[Short problem] Reproduce the text below on Diamond Rio's album IV in full, with no changes.

[Text shown]
::::
Studio album by Diamond Rio
- Released: February 27, 1996
- Genre: Country
- Length: 37:51
- Label: Arista
- Producer: Mike Clute Diamond Rio Tim DuBois

Diamond Rio chronology
| Love a Little Stronger (1994) | IV (1996) | Greatest Hits (1997) |

Singles from IV
- "Walkin' Away" Released: November 27, 1995; "That's What I Get for Lovin' You" Released: April 1996; "It's All in Your Head" Released: August 19, 1996; "Holdin'" Released: December 9, 1996;

= IV (Diamond Rio album) =

IV is the fourth studio album by American country music band Diamond Rio. It produced the Top 5 singles "Walkin' Away", "That's What I Get for Lovin' You" and "Holdin'", as well as the #15 "It's All in Your Head". "She Misses Him on Sunday the Most" was released as a single in Germany only. The album itself was certified gold in the United States.
::::
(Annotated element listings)
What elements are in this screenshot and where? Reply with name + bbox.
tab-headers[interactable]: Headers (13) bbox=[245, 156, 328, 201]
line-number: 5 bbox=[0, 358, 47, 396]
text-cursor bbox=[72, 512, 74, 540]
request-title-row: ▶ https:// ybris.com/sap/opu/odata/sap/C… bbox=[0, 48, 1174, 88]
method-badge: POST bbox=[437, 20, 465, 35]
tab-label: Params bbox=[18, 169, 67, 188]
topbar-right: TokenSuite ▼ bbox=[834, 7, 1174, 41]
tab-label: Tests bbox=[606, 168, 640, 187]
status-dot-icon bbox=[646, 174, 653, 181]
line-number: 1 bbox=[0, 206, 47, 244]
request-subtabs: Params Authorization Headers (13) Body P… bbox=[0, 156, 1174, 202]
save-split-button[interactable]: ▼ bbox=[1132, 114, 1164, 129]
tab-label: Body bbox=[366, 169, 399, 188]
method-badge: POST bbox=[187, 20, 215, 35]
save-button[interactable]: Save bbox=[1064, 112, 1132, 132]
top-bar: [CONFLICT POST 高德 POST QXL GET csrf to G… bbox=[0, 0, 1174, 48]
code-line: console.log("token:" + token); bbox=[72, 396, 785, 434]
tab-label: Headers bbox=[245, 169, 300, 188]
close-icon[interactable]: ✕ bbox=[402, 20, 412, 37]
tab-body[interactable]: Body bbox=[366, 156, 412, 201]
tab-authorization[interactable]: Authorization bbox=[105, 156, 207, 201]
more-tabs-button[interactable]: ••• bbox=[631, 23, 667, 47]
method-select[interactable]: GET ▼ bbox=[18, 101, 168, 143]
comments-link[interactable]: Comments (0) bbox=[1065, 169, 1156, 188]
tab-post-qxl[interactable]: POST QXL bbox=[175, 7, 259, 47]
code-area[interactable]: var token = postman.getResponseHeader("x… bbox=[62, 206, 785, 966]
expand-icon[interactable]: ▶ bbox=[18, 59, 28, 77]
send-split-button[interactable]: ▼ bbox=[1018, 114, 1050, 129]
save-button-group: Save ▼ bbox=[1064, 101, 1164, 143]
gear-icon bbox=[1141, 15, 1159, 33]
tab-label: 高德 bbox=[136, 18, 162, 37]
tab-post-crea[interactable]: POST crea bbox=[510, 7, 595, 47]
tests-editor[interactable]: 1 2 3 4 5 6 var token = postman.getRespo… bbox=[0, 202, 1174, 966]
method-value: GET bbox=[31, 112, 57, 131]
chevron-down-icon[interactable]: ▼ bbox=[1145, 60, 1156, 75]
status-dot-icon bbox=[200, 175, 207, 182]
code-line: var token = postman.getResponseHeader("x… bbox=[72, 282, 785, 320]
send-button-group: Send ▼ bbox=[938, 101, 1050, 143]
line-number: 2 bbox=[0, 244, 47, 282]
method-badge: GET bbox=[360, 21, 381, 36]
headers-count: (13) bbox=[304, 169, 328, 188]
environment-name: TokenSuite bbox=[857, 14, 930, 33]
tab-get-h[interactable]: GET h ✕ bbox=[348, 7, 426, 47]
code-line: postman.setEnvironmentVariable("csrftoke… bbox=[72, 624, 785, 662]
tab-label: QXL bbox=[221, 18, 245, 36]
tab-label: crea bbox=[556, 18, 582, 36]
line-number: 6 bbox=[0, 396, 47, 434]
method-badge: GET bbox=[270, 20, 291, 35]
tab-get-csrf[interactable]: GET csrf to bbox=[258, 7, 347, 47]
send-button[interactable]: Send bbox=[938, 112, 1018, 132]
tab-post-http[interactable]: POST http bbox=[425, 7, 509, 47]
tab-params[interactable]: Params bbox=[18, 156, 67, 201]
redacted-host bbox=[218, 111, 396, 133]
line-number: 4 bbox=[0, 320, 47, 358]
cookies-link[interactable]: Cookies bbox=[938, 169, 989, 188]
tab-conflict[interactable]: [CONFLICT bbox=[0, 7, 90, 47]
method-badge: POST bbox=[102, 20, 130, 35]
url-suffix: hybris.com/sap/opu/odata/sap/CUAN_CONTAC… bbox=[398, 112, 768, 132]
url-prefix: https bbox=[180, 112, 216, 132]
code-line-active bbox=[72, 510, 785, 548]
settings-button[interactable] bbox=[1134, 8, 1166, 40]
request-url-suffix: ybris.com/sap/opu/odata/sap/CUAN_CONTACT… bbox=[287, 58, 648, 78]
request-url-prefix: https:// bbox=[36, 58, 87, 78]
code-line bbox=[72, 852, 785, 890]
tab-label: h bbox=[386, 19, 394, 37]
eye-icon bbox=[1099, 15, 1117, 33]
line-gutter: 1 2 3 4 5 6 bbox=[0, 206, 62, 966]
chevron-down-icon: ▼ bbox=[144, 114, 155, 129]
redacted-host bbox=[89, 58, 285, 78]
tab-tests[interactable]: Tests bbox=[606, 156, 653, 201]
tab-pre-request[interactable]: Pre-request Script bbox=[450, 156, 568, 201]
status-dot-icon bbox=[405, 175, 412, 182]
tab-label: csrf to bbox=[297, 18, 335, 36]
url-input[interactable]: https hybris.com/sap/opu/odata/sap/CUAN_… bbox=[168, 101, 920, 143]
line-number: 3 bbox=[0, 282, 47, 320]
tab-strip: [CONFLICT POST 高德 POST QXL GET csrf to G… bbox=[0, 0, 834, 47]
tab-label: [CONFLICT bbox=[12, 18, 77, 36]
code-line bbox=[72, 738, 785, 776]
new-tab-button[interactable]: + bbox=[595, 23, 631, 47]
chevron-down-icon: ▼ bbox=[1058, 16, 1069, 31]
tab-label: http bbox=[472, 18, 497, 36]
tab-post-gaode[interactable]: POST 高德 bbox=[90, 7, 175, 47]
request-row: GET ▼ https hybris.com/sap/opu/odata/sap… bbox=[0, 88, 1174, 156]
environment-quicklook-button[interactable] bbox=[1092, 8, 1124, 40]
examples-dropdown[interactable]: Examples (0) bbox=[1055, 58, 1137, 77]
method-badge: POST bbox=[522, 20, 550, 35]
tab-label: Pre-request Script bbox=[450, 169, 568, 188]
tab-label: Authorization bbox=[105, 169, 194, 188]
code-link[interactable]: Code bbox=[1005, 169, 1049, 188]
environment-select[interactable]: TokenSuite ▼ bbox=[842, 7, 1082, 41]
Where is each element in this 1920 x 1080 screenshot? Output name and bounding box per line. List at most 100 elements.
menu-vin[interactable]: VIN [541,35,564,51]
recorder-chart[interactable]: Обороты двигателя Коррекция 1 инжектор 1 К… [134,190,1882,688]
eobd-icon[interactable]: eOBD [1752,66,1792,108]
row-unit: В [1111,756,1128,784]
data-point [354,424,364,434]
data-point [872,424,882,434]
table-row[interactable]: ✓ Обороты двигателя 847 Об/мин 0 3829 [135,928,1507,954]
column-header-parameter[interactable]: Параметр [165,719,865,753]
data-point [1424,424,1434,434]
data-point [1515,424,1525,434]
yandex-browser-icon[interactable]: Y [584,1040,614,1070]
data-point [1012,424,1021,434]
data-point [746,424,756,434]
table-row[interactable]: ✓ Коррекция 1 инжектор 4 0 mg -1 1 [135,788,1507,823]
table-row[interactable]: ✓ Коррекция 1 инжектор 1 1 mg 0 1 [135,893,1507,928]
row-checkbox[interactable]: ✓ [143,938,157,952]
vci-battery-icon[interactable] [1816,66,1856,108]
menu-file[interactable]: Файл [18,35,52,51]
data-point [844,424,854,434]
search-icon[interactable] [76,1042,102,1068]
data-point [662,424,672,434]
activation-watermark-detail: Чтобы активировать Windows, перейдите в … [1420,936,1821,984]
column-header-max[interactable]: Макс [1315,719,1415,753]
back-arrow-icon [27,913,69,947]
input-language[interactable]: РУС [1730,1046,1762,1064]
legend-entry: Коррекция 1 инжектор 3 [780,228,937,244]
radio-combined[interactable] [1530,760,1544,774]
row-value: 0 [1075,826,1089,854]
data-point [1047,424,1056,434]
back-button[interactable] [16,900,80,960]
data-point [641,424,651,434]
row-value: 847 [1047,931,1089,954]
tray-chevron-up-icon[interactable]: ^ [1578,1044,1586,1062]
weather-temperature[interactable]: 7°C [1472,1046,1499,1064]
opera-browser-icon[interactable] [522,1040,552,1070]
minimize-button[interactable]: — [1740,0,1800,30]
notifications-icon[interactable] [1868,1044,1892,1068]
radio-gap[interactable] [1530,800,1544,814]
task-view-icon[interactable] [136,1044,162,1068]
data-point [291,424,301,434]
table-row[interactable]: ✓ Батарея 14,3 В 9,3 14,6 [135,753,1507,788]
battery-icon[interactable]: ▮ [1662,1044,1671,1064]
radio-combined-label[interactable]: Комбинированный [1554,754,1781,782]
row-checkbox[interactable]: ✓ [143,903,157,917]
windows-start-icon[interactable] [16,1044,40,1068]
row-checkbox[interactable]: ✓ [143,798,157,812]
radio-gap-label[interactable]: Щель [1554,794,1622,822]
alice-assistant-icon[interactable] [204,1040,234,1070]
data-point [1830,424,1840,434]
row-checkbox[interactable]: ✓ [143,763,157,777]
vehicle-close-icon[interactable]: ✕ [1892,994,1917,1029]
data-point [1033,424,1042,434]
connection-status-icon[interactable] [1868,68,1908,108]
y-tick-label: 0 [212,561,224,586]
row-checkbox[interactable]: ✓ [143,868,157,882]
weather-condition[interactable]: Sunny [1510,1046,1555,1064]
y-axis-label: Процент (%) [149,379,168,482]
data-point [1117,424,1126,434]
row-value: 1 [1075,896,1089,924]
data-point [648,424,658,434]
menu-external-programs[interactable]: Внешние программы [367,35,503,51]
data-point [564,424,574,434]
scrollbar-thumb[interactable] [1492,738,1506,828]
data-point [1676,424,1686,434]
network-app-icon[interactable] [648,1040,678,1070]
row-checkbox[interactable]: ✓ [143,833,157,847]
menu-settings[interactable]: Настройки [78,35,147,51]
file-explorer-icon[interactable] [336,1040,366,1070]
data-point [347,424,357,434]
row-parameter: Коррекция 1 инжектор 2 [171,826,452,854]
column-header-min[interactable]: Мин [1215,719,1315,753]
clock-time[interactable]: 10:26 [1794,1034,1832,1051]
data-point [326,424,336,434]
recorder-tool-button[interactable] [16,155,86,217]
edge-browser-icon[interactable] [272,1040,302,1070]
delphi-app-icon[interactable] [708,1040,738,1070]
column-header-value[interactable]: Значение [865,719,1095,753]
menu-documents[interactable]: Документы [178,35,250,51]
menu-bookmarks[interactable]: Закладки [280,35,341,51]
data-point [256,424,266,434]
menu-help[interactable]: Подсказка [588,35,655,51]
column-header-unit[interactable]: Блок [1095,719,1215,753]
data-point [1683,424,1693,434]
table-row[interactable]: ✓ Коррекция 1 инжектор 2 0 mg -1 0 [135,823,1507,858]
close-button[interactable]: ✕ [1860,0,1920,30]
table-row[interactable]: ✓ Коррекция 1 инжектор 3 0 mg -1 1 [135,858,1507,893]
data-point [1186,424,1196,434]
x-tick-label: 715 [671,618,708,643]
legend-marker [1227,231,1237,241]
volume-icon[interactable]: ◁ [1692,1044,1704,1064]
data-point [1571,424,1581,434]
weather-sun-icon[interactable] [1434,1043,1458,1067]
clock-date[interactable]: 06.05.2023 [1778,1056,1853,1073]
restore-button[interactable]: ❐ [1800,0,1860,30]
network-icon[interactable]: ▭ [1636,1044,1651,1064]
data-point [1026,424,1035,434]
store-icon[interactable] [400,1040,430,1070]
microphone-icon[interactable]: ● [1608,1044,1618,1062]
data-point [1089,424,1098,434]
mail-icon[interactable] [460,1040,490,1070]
::::
[Final answer]
Studio album by Diamond Rio
- Released: February 27, 1996
- Genre: Country
- Length: 37:51
- Label: Arista
- Producer: Mike Clute Diamond Rio Tim DuBois

Diamond Rio chronology
| Love a Little Stronger (1994) | IV (1996) | Greatest Hits (1997) |

Singles from IV
- "Walkin' Away" Released: November 27, 1995; "That's What I Get for Lovin' You" Released: April 1996; "It's All in Your Head" Released: August 19, 1996; "Holdin'" Released: December 9, 1996;

= IV (Diamond Rio album) =

IV is the fourth studio album by American country music band Diamond Rio. It produced the Top 5 singles "Walkin' Away", "That's What I Get for Lovin' You" and "Holdin'", as well as the #15 "It's All in Your Head". "She Misses Him on Sunday the Most" was released as a single in Germany only. The album itself was certified gold in the United States.